[Goal] Scan the records below. List lines holding "JSON".

[Extracted records]
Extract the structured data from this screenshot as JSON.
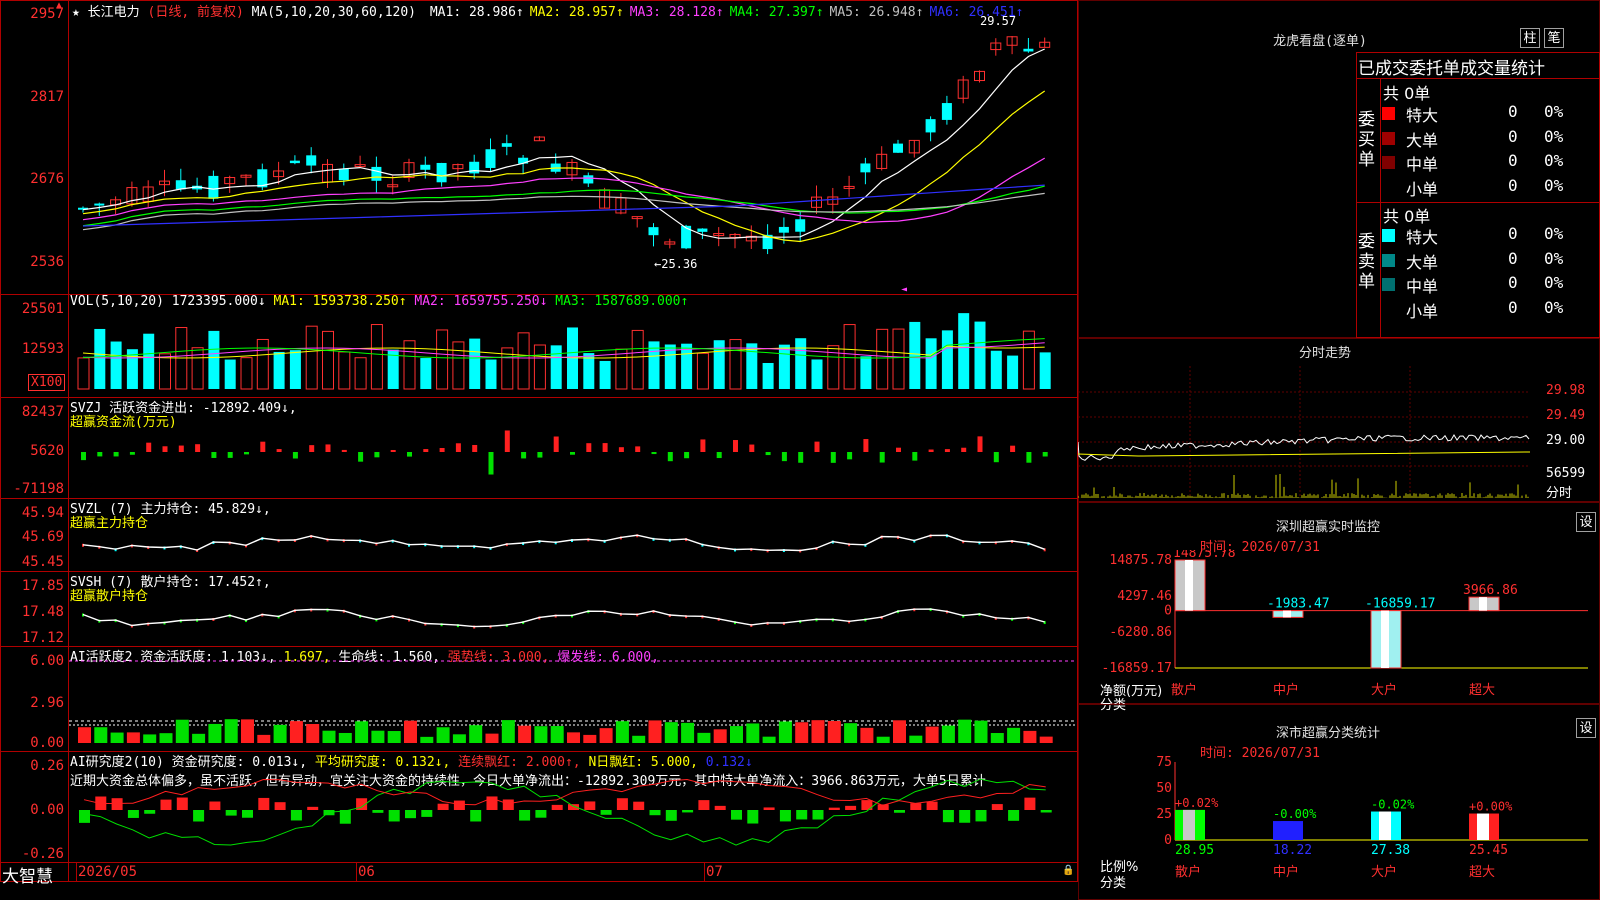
{
  "stock": {
    "name": "长江电力",
    "mode": "(日线, 前复权)",
    "ma_label": "MA(5,10,20,30,60,120)",
    "ma": [
      {
        "label": "MA1:",
        "value": "28.986↑",
        "color": "#ffffff"
      },
      {
        "label": "MA2:",
        "value": "28.957↑",
        "color": "#ffff00"
      },
      {
        "label": "MA3:",
        "value": "28.128↑",
        "color": "#ff40ff"
      },
      {
        "label": "MA4:",
        "value": "27.397↑",
        "color": "#00ff00"
      },
      {
        "label": "MA5:",
        "value": "26.948↑",
        "color": "#c0c0c0"
      },
      {
        "label": "MA6:",
        "value": "26.451↑",
        "color": "#3030ff"
      }
    ],
    "price_axis": [
      "2957",
      "2817",
      "2676",
      "2536"
    ],
    "high_mark": "29.57",
    "low_mark": "←25.36"
  },
  "vol": {
    "header": "VOL(5,10,20)",
    "value": "1723395.000↓",
    "ma1": "MA1: 1593738.250↑",
    "ma2": "MA2: 1659755.250↓",
    "ma3": "MA3: 1587689.000↑",
    "axis": [
      "25501",
      "12593"
    ],
    "unit": "X100"
  },
  "svzj": {
    "header": "SVZJ  活跃资金进出: -12892.409↓,",
    "sub": "超赢资金流(万元)",
    "axis": [
      "82437",
      "5620",
      "-71198"
    ]
  },
  "svzl": {
    "header": "SVZL (7) 主力持仓: 45.829↓,",
    "sub": "超赢主力持仓",
    "axis": [
      "45.94",
      "45.69",
      "45.45"
    ]
  },
  "svsh": {
    "header": "SVSH (7) 散户持仓: 17.452↑,",
    "sub": "超赢散户持仓",
    "axis": [
      "17.85",
      "17.48",
      "17.12"
    ]
  },
  "ai1": {
    "header_a": "AI活跃度2 资金活跃度: 1.103↓,",
    "header_b": "1.697,",
    "header_c": "生命线: 1.560,",
    "header_d": "强势线: 3.000,",
    "header_e": "爆发线: 6.000,",
    "axis": [
      "6.00",
      "2.96",
      "0.00"
    ]
  },
  "ai2": {
    "header_a": "AI研究度2(10) 资金研究度: 0.013↓,",
    "header_b": "平均研究度: 0.132↓,",
    "header_c": "连续飘红: 2.000↑,",
    "header_d": "N日飘红: 5.000,",
    "header_e": "0.132↓",
    "comment": "近期大资金总体偏多，虽不活跃，但有异动，宜关注大资金的持续性，今日大单净流出：-12892.309万元，其中特大单净流入：3966.863万元，大单5日累计",
    "axis": [
      "0.26",
      "0.00",
      "-0.26"
    ]
  },
  "bottom_axis": {
    "logo": "大智慧",
    "months": [
      "2026/05",
      "06",
      "07"
    ]
  },
  "dragon": {
    "title": "龙虎看盘(逐单)",
    "btn1": "柱",
    "btn2": "笔",
    "subtitle": "已成交委托单成交量统计",
    "buy_label": "委买单",
    "sell_label": "委卖单",
    "buy_total": "共 0单",
    "sell_total": "共 0单",
    "buy_rows": [
      {
        "name": "特大",
        "count": "0",
        "pct": "0%",
        "color": "#ff0000"
      },
      {
        "name": "大单",
        "count": "0",
        "pct": "0%",
        "color": "#a00000"
      },
      {
        "name": "中单",
        "count": "0",
        "pct": "0%",
        "color": "#800000"
      },
      {
        "name": "小单",
        "count": "0",
        "pct": "0%",
        "color": ""
      }
    ],
    "sell_rows": [
      {
        "name": "特大",
        "count": "0",
        "pct": "0%",
        "color": "#00ffff"
      },
      {
        "name": "大单",
        "count": "0",
        "pct": "0%",
        "color": "#008888"
      },
      {
        "name": "中单",
        "count": "0",
        "pct": "0%",
        "color": "#007070"
      },
      {
        "name": "小单",
        "count": "0",
        "pct": "0%",
        "color": ""
      }
    ]
  },
  "intraday": {
    "title": "分时走势",
    "axis": [
      "29.98",
      "29.49",
      "29.00",
      "56599",
      "分时"
    ]
  },
  "szmon": {
    "title": "深圳超赢实时监控",
    "set": "设",
    "time": "时间: 2026/07/31",
    "axis": [
      "14875.78",
      "4297.46",
      "0",
      "-6280.86",
      "-16859.17"
    ],
    "ylabel": "净额(万元)",
    "xlabel": "分类",
    "bars": [
      {
        "name": "散户",
        "value": 14875.78,
        "label": "14875.78"
      },
      {
        "name": "中户",
        "value": -1983.47,
        "label": "-1983.47"
      },
      {
        "name": "大户",
        "value": -16859.17,
        "label": "-16859.17"
      },
      {
        "name": "超大",
        "value": 3966.86,
        "label": "3966.86"
      }
    ]
  },
  "szcls": {
    "title": "深市超赢分类统计",
    "set": "设",
    "time": "时间: 2026/07/31",
    "axis": [
      "75",
      "50",
      "25",
      "0"
    ],
    "ylabel": "比例%",
    "xlabel": "分类",
    "bars": [
      {
        "name": "散户",
        "value": 28.95,
        "label": "28.95",
        "change": "+0.02%"
      },
      {
        "name": "中户",
        "value": 18.22,
        "label": "18.22",
        "change": "-0.00%"
      },
      {
        "name": "大户",
        "value": 27.38,
        "label": "27.38",
        "change": "-0.02%"
      },
      {
        "name": "超大",
        "value": 25.45,
        "label": "25.45",
        "change": "+0.00%"
      }
    ]
  }
}
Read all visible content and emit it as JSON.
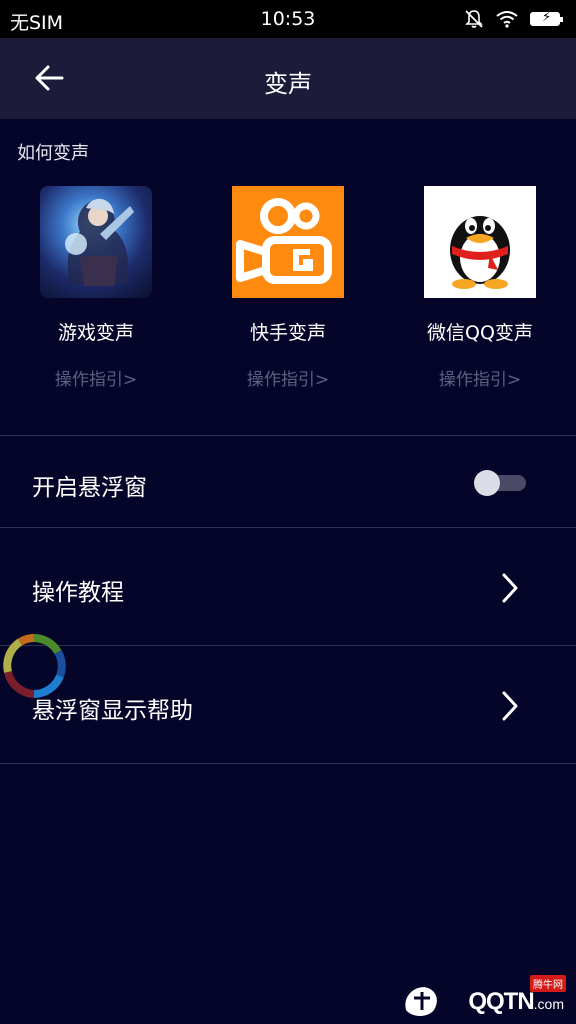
{
  "status_bar": {
    "carrier": "无SIM",
    "time": "10:53"
  },
  "nav": {
    "title": "变声"
  },
  "section": {
    "title": "如何变声"
  },
  "apps": [
    {
      "name": "游戏变声",
      "guide": "操作指引>"
    },
    {
      "name": "快手变声",
      "guide": "操作指引>"
    },
    {
      "name": "微信QQ变声",
      "guide": "操作指引>"
    }
  ],
  "settings": {
    "floating_window": {
      "label": "开启悬浮窗",
      "enabled": false
    },
    "tutorial": {
      "label": "操作教程"
    },
    "floating_help": {
      "label": "悬浮窗显示帮助"
    }
  },
  "watermark": {
    "brand": "QQTN",
    "suffix": ".com",
    "badge": "腾牛网"
  },
  "colors": {
    "background": "#05052a",
    "nav_bar": "#1c1c3a",
    "guide_text": "#5e5e80",
    "divider": "#2f2f52",
    "kuaishou_orange": "#ff8a10"
  }
}
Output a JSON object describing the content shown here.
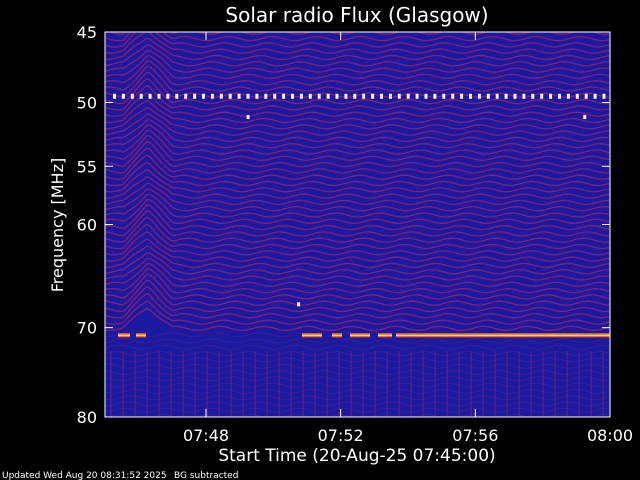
{
  "chart_data": {
    "type": "heatmap",
    "title": "Solar radio Flux (Glasgow)",
    "xlabel": "Start Time (20-Aug-25 07:45:00)",
    "ylabel": "Frequency [MHz]",
    "x_range": [
      "07:45:00",
      "08:00:00"
    ],
    "x_ticks": [
      "07:48",
      "07:52",
      "07:56",
      "08:00"
    ],
    "y_range": [
      45,
      80
    ],
    "y_scale": "log",
    "y_ticks": [
      45,
      50,
      55,
      60,
      70,
      80
    ],
    "grid": false,
    "annotations": {
      "interference_line_mhz": 49.5,
      "continuous_band_mhz": 70.8,
      "isolated_dots": [
        {
          "time": "07:49:15",
          "mhz": 51.1
        },
        {
          "time": "07:50:45",
          "mhz": 67.6
        },
        {
          "time": "07:59:15",
          "mhz": 51.1
        }
      ]
    },
    "colors": {
      "background_field": "#1a1aa0",
      "stripes": "#b02060",
      "band": "#ff6a2a",
      "band_core": "#ffe070"
    }
  },
  "footer": {
    "updated": "Updated Wed Aug 20 08:31:52 2025",
    "note": "BG subtracted"
  }
}
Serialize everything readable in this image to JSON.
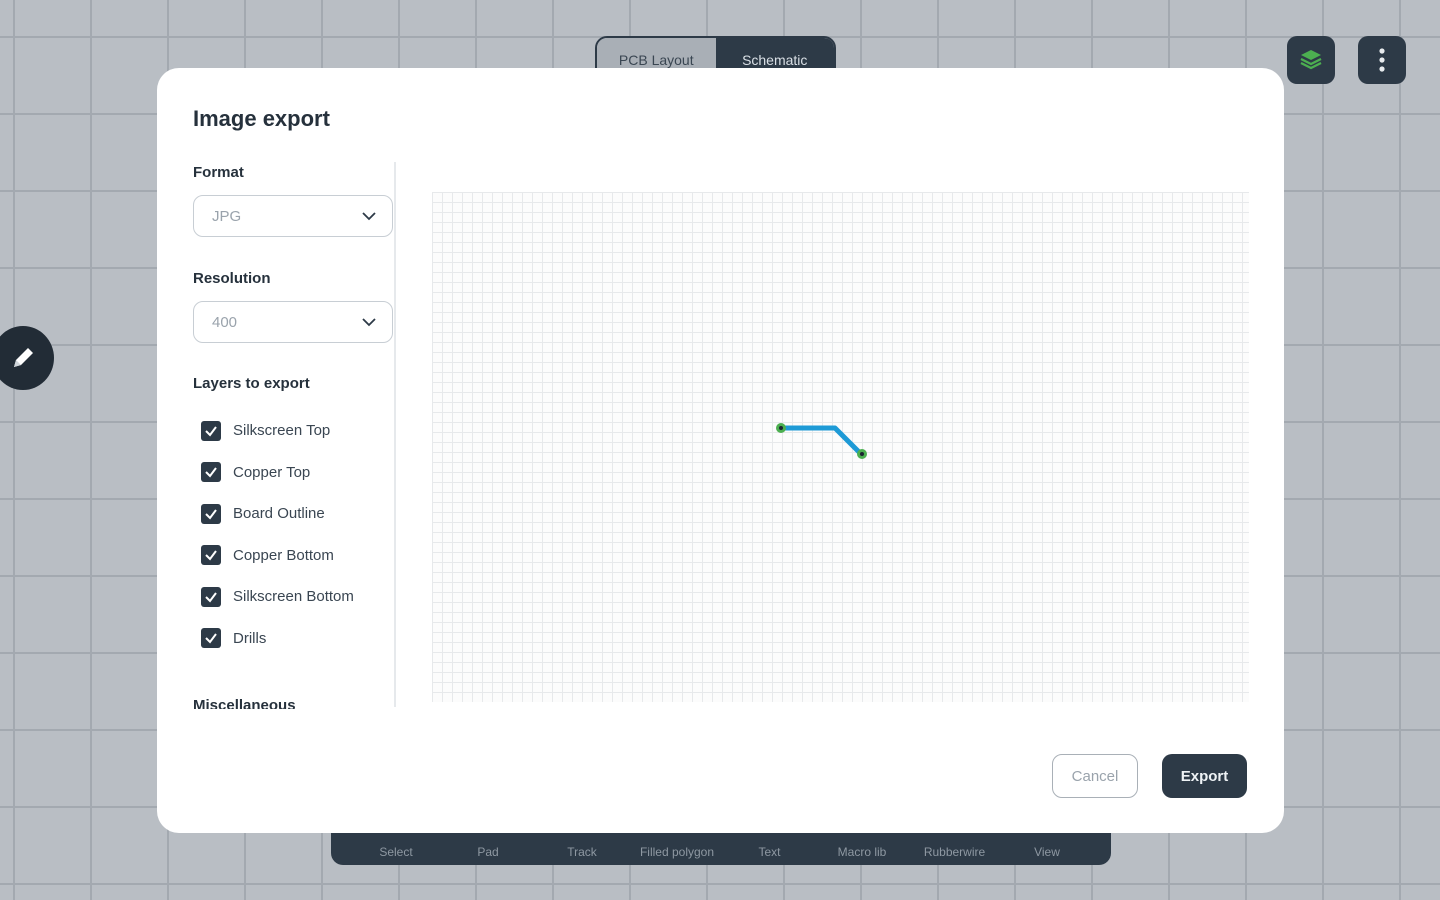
{
  "view_tabs": [
    {
      "label": "PCB Layout",
      "active": false
    },
    {
      "label": "Schematic",
      "active": true
    }
  ],
  "top_buttons": {
    "layers_icon": "layers-icon",
    "menu_icon": "more-vertical-icon"
  },
  "edit_fab_icon": "pencil-icon",
  "toolbar": {
    "items": [
      "Select",
      "Pad",
      "Track",
      "Filled polygon",
      "Text",
      "Macro lib",
      "Rubberwire",
      "View"
    ]
  },
  "modal": {
    "title": "Image export",
    "format": {
      "label": "Format",
      "value": "JPG"
    },
    "resolution": {
      "label": "Resolution",
      "value": "400"
    },
    "layers_label": "Layers to export",
    "layers": [
      {
        "label": "Silkscreen Top",
        "checked": true
      },
      {
        "label": "Copper Top",
        "checked": true
      },
      {
        "label": "Board Outline",
        "checked": true
      },
      {
        "label": "Copper Bottom",
        "checked": true
      },
      {
        "label": "Silkscreen Bottom",
        "checked": true
      },
      {
        "label": "Drills",
        "checked": true
      }
    ],
    "misc_label": "Miscellaneous",
    "cancel_label": "Cancel",
    "export_label": "Export"
  },
  "colors": {
    "dark": "#2d3a47",
    "trace": "#1e9ad6",
    "pad": "#4caf50"
  }
}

[Exercise result]
Extract the structured data from this screenshot as JSON.
Read all visible content and emit it as JSON.
Output a JSON object describing the content shown here.
Serialize everything readable in this image to JSON.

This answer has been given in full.